| Instructions for the task |
Reproduce the entries exactly.

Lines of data
— Start —
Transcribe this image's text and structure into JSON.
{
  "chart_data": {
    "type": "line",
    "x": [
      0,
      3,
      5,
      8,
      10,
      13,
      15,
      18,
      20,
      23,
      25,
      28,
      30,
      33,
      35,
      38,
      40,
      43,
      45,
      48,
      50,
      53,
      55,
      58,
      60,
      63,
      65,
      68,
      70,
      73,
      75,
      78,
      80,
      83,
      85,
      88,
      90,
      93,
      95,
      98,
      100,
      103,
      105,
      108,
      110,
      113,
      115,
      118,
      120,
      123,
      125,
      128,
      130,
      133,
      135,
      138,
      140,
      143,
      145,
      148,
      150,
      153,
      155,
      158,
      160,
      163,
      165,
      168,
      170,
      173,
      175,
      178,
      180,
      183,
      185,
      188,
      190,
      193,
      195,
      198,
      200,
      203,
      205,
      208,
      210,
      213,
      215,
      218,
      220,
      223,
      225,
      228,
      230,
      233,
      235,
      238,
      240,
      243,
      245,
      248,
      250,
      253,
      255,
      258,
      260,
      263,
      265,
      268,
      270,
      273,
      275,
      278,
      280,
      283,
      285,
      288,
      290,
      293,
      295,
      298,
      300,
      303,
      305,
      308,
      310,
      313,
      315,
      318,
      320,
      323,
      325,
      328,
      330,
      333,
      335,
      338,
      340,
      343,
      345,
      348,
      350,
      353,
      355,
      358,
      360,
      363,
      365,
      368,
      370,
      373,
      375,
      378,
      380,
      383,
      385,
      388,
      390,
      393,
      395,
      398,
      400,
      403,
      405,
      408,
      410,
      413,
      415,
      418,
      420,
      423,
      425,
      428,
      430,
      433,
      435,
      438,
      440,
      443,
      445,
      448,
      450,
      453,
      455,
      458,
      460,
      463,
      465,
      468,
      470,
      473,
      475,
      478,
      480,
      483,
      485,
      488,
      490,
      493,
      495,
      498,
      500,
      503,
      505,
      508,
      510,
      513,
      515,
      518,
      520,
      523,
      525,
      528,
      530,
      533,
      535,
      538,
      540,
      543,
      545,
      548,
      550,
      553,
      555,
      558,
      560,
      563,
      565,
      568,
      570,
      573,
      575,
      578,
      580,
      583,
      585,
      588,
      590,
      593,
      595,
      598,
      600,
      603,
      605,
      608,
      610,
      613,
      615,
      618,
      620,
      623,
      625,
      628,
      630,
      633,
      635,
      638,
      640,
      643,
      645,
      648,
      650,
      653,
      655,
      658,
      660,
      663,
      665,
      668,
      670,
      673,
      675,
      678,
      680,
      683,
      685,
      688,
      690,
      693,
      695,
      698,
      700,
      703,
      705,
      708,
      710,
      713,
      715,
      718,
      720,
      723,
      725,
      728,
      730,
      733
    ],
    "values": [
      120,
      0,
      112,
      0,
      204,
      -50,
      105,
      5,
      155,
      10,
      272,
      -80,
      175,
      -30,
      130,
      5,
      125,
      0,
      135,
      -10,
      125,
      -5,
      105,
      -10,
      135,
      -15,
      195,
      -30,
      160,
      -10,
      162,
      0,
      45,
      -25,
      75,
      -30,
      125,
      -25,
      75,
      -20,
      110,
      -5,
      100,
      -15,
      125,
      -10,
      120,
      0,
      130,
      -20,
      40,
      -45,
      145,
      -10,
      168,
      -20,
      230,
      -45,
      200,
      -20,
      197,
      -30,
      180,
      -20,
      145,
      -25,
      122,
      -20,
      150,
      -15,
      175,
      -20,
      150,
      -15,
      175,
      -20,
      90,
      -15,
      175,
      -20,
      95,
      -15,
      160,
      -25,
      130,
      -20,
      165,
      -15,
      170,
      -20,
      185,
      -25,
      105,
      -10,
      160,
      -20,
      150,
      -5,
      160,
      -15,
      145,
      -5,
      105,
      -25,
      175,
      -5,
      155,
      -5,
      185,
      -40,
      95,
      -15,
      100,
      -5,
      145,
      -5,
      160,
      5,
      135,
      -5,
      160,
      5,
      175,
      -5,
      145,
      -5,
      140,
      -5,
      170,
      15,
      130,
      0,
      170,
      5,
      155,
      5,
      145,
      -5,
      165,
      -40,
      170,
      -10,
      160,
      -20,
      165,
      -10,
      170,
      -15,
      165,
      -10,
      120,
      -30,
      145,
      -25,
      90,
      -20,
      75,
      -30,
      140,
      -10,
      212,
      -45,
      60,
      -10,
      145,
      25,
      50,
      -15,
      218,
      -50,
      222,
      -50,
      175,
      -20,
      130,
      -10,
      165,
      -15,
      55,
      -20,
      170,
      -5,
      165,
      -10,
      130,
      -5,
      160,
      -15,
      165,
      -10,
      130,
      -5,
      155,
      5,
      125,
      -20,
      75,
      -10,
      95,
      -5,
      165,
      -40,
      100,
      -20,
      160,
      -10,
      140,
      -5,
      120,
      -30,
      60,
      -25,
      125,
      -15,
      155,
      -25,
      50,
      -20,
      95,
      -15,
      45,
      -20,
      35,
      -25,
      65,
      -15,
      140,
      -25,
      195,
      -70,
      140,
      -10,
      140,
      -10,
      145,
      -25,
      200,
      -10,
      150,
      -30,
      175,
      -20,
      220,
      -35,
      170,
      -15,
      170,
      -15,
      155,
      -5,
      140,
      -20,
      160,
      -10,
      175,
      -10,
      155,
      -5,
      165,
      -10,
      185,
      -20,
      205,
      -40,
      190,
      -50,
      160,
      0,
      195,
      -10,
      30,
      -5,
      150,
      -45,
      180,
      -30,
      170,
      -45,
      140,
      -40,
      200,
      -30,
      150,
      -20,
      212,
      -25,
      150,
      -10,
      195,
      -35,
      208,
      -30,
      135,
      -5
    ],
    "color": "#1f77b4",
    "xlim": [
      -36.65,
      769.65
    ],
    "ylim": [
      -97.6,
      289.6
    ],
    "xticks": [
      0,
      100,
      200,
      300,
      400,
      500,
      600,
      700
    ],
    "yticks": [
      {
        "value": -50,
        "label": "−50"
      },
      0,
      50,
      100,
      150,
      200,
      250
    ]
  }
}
— End —
| Worked solution |
Transcribe this image's text and structure into JSON.
{
  "chart_data": {
    "type": "line",
    "x": [
      0,
      3,
      5,
      8,
      10,
      13,
      15,
      18,
      20,
      23,
      25,
      28,
      30,
      33,
      35,
      38,
      40,
      43,
      45,
      48,
      50,
      53,
      55,
      58,
      60,
      63,
      65,
      68,
      70,
      73,
      75,
      78,
      80,
      83,
      85,
      88,
      90,
      93,
      95,
      98,
      100,
      103,
      105,
      108,
      110,
      113,
      115,
      118,
      120,
      123,
      125,
      128,
      130,
      133,
      135,
      138,
      140,
      143,
      145,
      148,
      150,
      153,
      155,
      158,
      160,
      163,
      165,
      168,
      170,
      173,
      175,
      178,
      180,
      183,
      185,
      188,
      190,
      193,
      195,
      198,
      200,
      203,
      205,
      208,
      210,
      213,
      215,
      218,
      220,
      223,
      225,
      228,
      230,
      233,
      235,
      238,
      240,
      243,
      245,
      248,
      250,
      253,
      255,
      258,
      260,
      263,
      265,
      268,
      270,
      273,
      275,
      278,
      280,
      283,
      285,
      288,
      290,
      293,
      295,
      298,
      300,
      303,
      305,
      308,
      310,
      313,
      315,
      318,
      320,
      323,
      325,
      328,
      330,
      333,
      335,
      338,
      340,
      343,
      345,
      348,
      350,
      353,
      355,
      358,
      360,
      363,
      365,
      368,
      370,
      373,
      375,
      378,
      380,
      383,
      385,
      388,
      390,
      393,
      395,
      398,
      400,
      403,
      405,
      408,
      410,
      413,
      415,
      418,
      420,
      423,
      425,
      428,
      430,
      433,
      435,
      438,
      440,
      443,
      445,
      448,
      450,
      453,
      455,
      458,
      460,
      463,
      465,
      468,
      470,
      473,
      475,
      478,
      480,
      483,
      485,
      488,
      490,
      493,
      495,
      498,
      500,
      503,
      505,
      508,
      510,
      513,
      515,
      518,
      520,
      523,
      525,
      528,
      530,
      533,
      535,
      538,
      540,
      543,
      545,
      548,
      550,
      553,
      555,
      558,
      560,
      563,
      565,
      568,
      570,
      573,
      575,
      578,
      580,
      583,
      585,
      588,
      590,
      593,
      595,
      598,
      600,
      603,
      605,
      608,
      610,
      613,
      615,
      618,
      620,
      623,
      625,
      628,
      630,
      633,
      635,
      638,
      640,
      643,
      645,
      648,
      650,
      653,
      655,
      658,
      660,
      663,
      665,
      668,
      670,
      673,
      675,
      678,
      680,
      683,
      685,
      688,
      690,
      693,
      695,
      698,
      700,
      703,
      705,
      708,
      710,
      713,
      715,
      718,
      720,
      723,
      725,
      728,
      730,
      733
    ],
    "values": [
      120,
      0,
      112,
      0,
      204,
      -50,
      105,
      5,
      155,
      10,
      272,
      -80,
      175,
      -30,
      130,
      5,
      125,
      0,
      135,
      -10,
      125,
      -5,
      105,
      -10,
      135,
      -15,
      195,
      -30,
      160,
      -10,
      162,
      0,
      45,
      -25,
      75,
      -30,
      125,
      -25,
      75,
      -20,
      110,
      -5,
      100,
      -15,
      125,
      -10,
      120,
      0,
      130,
      -20,
      40,
      -45,
      145,
      -10,
      168,
      -20,
      230,
      -45,
      200,
      -20,
      197,
      -30,
      180,
      -20,
      145,
      -25,
      122,
      -20,
      150,
      -15,
      175,
      -20,
      150,
      -15,
      175,
      -20,
      90,
      -15,
      175,
      -20,
      95,
      -15,
      160,
      -25,
      130,
      -20,
      165,
      -15,
      170,
      -20,
      185,
      -25,
      105,
      -10,
      160,
      -20,
      150,
      -5,
      160,
      -15,
      145,
      -5,
      105,
      -25,
      175,
      -5,
      155,
      -5,
      185,
      -40,
      95,
      -15,
      100,
      -5,
      145,
      -5,
      160,
      5,
      135,
      -5,
      160,
      5,
      175,
      -5,
      145,
      -5,
      140,
      -5,
      170,
      15,
      130,
      0,
      170,
      5,
      155,
      5,
      145,
      -5,
      165,
      -40,
      170,
      -10,
      160,
      -20,
      165,
      -10,
      170,
      -15,
      165,
      -10,
      120,
      -30,
      145,
      -25,
      90,
      -20,
      75,
      -30,
      140,
      -10,
      212,
      -45,
      60,
      -10,
      145,
      25,
      50,
      -15,
      218,
      -50,
      222,
      -50,
      175,
      -20,
      130,
      -10,
      165,
      -15,
      55,
      -20,
      170,
      -5,
      165,
      -10,
      130,
      -5,
      160,
      -15,
      165,
      -10,
      130,
      -5,
      155,
      5,
      125,
      -20,
      75,
      -10,
      95,
      -5,
      165,
      -40,
      100,
      -20,
      160,
      -10,
      140,
      -5,
      120,
      -30,
      60,
      -25,
      125,
      -15,
      155,
      -25,
      50,
      -20,
      95,
      -15,
      45,
      -20,
      35,
      -25,
      65,
      -15,
      140,
      -25,
      195,
      -70,
      140,
      -10,
      140,
      -10,
      145,
      -25,
      200,
      -10,
      150,
      -30,
      175,
      -20,
      220,
      -35,
      170,
      -15,
      170,
      -15,
      155,
      -5,
      140,
      -20,
      160,
      -10,
      175,
      -10,
      155,
      -5,
      165,
      -10,
      185,
      -20,
      205,
      -40,
      190,
      -50,
      160,
      0,
      195,
      -10,
      30,
      -5,
      150,
      -45,
      180,
      -30,
      170,
      -45,
      140,
      -40,
      200,
      -30,
      150,
      -20,
      212,
      -25,
      150,
      -10,
      195,
      -35,
      208,
      -30,
      135,
      -5
    ],
    "color": "#1f77b4",
    "xlim": [
      -36.65,
      769.65
    ],
    "ylim": [
      -97.6,
      289.6
    ],
    "xticks": [
      0,
      100,
      200,
      300,
      400,
      500,
      600,
      700
    ],
    "yticks": [
      {
        "value": -50,
        "label": "−50"
      },
      0,
      50,
      100,
      150,
      200,
      250
    ]
  }
}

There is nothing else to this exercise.